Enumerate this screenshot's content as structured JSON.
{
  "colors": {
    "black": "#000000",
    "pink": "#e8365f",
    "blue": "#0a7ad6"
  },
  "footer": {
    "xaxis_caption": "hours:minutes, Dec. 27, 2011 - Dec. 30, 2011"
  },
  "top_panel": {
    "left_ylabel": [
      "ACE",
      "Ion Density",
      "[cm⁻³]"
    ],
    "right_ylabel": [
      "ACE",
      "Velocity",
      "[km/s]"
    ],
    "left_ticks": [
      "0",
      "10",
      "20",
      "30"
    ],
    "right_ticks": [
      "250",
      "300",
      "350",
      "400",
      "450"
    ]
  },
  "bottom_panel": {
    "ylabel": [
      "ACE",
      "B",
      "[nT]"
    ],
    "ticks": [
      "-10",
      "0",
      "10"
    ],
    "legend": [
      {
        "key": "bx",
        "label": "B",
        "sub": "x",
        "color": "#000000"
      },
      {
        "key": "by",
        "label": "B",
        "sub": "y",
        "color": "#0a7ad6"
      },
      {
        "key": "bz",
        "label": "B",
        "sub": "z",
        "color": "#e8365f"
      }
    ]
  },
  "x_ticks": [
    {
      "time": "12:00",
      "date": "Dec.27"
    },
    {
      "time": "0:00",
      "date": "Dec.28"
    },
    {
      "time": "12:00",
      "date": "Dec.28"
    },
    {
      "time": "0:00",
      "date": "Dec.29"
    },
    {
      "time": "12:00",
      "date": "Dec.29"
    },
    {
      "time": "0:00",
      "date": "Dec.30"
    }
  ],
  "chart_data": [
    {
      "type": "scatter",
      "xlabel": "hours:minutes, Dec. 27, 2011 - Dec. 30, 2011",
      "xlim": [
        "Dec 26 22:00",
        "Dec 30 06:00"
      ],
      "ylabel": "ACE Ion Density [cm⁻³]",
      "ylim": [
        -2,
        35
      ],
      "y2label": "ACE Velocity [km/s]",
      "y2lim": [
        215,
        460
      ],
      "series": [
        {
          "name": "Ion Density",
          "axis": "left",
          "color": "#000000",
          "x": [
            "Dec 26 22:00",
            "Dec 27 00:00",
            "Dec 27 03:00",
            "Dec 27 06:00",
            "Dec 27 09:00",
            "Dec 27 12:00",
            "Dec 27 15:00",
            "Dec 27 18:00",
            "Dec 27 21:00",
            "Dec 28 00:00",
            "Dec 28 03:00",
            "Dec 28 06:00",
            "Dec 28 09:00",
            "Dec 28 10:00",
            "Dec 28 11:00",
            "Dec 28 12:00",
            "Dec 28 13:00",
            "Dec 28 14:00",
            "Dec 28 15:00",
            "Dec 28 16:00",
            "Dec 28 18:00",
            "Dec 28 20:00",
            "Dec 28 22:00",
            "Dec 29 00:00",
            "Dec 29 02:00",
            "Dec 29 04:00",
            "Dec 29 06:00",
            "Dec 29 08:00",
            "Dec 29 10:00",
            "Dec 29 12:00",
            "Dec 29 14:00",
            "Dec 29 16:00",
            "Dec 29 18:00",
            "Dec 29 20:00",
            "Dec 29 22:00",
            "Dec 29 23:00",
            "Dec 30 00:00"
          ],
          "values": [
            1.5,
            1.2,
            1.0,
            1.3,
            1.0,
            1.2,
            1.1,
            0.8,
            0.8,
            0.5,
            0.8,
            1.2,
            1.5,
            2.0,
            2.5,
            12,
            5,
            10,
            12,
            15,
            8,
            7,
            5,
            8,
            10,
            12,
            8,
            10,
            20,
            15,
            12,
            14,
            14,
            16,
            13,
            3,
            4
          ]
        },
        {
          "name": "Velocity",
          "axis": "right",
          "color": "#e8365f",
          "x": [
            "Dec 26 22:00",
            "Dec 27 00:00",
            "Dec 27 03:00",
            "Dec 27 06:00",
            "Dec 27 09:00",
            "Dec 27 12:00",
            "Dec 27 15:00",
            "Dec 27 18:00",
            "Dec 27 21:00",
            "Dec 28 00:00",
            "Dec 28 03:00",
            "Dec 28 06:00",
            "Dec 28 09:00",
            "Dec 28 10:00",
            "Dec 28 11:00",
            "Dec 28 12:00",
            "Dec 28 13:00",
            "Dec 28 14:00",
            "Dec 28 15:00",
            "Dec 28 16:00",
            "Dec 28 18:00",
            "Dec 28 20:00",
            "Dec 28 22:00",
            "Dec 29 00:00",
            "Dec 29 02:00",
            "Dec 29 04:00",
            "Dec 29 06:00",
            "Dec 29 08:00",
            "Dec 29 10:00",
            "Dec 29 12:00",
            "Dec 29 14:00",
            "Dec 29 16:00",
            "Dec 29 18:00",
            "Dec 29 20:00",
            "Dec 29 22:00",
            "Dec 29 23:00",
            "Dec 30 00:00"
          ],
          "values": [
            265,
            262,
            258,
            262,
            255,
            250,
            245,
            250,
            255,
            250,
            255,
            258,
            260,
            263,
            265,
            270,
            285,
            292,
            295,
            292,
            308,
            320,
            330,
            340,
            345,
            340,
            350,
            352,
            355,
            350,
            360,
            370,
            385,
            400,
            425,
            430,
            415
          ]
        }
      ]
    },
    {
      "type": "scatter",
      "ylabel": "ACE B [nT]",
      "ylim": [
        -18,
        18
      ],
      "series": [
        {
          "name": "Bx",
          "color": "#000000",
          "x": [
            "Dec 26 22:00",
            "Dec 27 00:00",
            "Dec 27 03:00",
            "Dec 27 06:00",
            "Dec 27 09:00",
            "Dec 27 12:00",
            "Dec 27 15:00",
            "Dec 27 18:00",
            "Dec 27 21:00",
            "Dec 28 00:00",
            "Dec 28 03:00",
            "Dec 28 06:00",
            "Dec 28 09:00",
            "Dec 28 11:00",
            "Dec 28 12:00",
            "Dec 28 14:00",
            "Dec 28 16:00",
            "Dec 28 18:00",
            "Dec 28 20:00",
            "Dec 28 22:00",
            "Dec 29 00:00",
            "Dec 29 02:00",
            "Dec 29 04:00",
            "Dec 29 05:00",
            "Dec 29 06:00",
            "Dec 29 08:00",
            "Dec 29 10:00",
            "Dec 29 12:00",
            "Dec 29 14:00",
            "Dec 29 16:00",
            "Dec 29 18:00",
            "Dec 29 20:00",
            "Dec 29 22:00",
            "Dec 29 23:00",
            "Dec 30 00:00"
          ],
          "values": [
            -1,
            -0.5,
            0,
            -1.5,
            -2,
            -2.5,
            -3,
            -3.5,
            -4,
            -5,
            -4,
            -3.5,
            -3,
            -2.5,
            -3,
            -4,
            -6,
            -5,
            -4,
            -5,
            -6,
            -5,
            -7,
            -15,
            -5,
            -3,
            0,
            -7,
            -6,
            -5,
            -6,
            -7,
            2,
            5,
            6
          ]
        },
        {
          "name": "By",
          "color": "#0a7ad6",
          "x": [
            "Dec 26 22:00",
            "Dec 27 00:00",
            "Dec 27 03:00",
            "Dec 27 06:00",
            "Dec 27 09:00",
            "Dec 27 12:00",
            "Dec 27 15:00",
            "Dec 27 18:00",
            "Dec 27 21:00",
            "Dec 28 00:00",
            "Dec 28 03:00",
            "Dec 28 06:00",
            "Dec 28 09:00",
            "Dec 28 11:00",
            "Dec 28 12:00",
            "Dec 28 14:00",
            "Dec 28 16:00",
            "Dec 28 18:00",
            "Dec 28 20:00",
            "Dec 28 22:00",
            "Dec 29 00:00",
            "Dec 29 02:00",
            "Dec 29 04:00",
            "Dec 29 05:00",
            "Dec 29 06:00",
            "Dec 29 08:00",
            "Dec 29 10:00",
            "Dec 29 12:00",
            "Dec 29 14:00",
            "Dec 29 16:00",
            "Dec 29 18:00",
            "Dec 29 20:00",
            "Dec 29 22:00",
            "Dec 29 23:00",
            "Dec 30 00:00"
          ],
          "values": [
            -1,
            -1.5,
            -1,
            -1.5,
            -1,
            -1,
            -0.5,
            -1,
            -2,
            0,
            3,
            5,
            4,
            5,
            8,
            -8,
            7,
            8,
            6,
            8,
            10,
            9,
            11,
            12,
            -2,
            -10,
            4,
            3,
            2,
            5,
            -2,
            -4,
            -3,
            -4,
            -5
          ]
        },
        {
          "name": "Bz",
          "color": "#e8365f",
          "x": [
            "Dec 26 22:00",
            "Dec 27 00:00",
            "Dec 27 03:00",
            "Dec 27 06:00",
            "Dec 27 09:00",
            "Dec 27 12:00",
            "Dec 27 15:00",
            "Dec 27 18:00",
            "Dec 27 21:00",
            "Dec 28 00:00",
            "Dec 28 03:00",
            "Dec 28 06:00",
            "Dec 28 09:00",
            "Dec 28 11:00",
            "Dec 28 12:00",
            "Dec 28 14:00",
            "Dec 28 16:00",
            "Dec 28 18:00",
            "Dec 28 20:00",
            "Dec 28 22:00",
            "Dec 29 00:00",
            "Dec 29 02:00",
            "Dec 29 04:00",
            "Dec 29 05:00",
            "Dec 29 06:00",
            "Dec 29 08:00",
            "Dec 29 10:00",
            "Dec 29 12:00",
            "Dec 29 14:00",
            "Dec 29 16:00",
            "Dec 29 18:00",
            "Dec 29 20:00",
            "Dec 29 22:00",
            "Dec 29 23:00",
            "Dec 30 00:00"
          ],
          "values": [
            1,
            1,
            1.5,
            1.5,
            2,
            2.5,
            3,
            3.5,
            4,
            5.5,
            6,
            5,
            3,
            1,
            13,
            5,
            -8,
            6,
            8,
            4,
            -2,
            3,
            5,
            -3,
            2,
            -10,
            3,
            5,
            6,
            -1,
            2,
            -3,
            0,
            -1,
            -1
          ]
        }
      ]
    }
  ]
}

_ _ _ _

■ **Directions for this task**
Gather up the lines that contain the word "name".

■ **Solution below**
          "name": "Ion Density",
          "name": "Velocity",
          "name": "Bx",
          "name": "By",
          "name": "Bz",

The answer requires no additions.